Set down the full listing exactly, character for character.
--- begin ---
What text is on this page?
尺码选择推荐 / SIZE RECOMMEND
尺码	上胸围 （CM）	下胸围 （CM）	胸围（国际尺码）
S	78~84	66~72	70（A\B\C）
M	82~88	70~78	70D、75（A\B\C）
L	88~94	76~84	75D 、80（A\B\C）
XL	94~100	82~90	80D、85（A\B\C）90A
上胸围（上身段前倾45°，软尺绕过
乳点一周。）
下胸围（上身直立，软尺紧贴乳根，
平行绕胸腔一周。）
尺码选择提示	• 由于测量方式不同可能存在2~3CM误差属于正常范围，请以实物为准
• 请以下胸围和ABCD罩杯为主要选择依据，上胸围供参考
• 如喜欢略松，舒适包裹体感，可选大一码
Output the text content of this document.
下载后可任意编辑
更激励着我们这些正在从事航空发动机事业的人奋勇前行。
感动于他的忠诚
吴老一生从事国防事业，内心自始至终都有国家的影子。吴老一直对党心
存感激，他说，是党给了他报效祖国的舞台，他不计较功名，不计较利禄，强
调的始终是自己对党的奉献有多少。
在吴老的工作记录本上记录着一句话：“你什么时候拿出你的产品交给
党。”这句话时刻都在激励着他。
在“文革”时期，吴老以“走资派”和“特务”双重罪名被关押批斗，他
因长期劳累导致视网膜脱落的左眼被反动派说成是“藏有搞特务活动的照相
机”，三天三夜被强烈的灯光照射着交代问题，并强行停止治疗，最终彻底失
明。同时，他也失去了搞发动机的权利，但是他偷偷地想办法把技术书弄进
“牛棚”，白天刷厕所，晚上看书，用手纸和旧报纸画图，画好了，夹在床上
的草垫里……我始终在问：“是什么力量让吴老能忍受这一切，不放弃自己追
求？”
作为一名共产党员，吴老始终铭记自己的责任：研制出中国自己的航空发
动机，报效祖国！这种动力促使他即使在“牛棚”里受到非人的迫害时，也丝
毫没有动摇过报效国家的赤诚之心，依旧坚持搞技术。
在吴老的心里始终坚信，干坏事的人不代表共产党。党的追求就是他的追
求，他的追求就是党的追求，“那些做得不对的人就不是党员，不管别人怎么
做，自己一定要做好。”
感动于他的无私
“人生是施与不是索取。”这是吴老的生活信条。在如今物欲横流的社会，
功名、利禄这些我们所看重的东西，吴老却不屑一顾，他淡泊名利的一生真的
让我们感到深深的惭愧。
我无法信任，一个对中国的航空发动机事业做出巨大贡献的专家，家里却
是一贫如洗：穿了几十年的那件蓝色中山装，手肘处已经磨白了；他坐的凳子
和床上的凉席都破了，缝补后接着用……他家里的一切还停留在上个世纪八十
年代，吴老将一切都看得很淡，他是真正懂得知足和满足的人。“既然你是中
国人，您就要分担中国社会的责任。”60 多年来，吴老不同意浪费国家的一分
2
--- end ---
▶ Correct answer:
What text is on this page?
尺码选择推荐 / SIZE RECOMMEND
尺码	上胸围 （CM）	下胸围 （CM）	胸围（国际尺码）
S	78~84	66~72	70（A\B\C）
M	82~88	70~78	70D、75（A\B\C）
L	88~94	76~84	75D 、80（A\B\C）
XL	94~100	82~90	80D、85（A\B\C）90A
上胸围（上身段前倾45°，软尺绕过
乳点一周。）
下胸围（上身直立，软尺紧贴乳根，
平行绕胸腔一周。）
尺码选择提示	• 由于测量方式不同可能存在2~3CM误差属于正常范围，请以实物为准
• 请以下胸围和ABCD罩杯为主要选择依据，上胸围供参考
• 如喜欢略松，舒适包裹体感，可选大一码
Output the text content of this document.
下载后可任意编辑
更激励着我们这些正在从事航空发动机事业的人奋勇前行。
感动于他的忠诚
吴老一生从事国防事业，内心自始至终都有国家的影子。吴老一直对党心
存感激，他说，是党给了他报效祖国的舞台，他不计较功名，不计较利禄，强
调的始终是自己对党的奉献有多少。
在吴老的工作记录本上记录着一句话：“你什么时候拿出你的产品交给
党。”这句话时刻都在激励着他。
在“文革”时期，吴老以“走资派”和“特务”双重罪名被关押批斗，他
因长期劳累导致视网膜脱落的左眼被反动派说成是“藏有搞特务活动的照相
机”，三天三夜被强烈的灯光照射着交代问题，并强行停止治疗，最终彻底失
明。同时，他也失去了搞发动机的权利，但是他偷偷地想办法把技术书弄进
“牛棚”，白天刷厕所，晚上看书，用手纸和旧报纸画图，画好了，夹在床上
的草垫里……我始终在问：“是什么力量让吴老能忍受这一切，不放弃自己追
求？”
作为一名共产党员，吴老始终铭记自己的责任：研制出中国自己的航空发
动机，报效祖国！这种动力促使他即使在“牛棚”里受到非人的迫害时，也丝
毫没有动摇过报效国家的赤诚之心，依旧坚持搞技术。
在吴老的心里始终坚信，干坏事的人不代表共产党。党的追求就是他的追
求，他的追求就是党的追求，“那些做得不对的人就不是党员，不管别人怎么
做，自己一定要做好。”
感动于他的无私
“人生是施与不是索取。”这是吴老的生活信条。在如今物欲横流的社会，
功名、利禄这些我们所看重的东西，吴老却不屑一顾，他淡泊名利的一生真的
让我们感到深深的惭愧。
我无法信任，一个对中国的航空发动机事业做出巨大贡献的专家，家里却
是一贫如洗：穿了几十年的那件蓝色中山装，手肘处已经磨白了；他坐的凳子
和床上的凉席都破了，缝补后接着用……他家里的一切还停留在上个世纪八十
年代，吴老将一切都看得很淡，他是真正懂得知足和满足的人。“既然你是中
国人，您就要分担中国社会的责任。”60 多年来，吴老不同意浪费国家的一分
2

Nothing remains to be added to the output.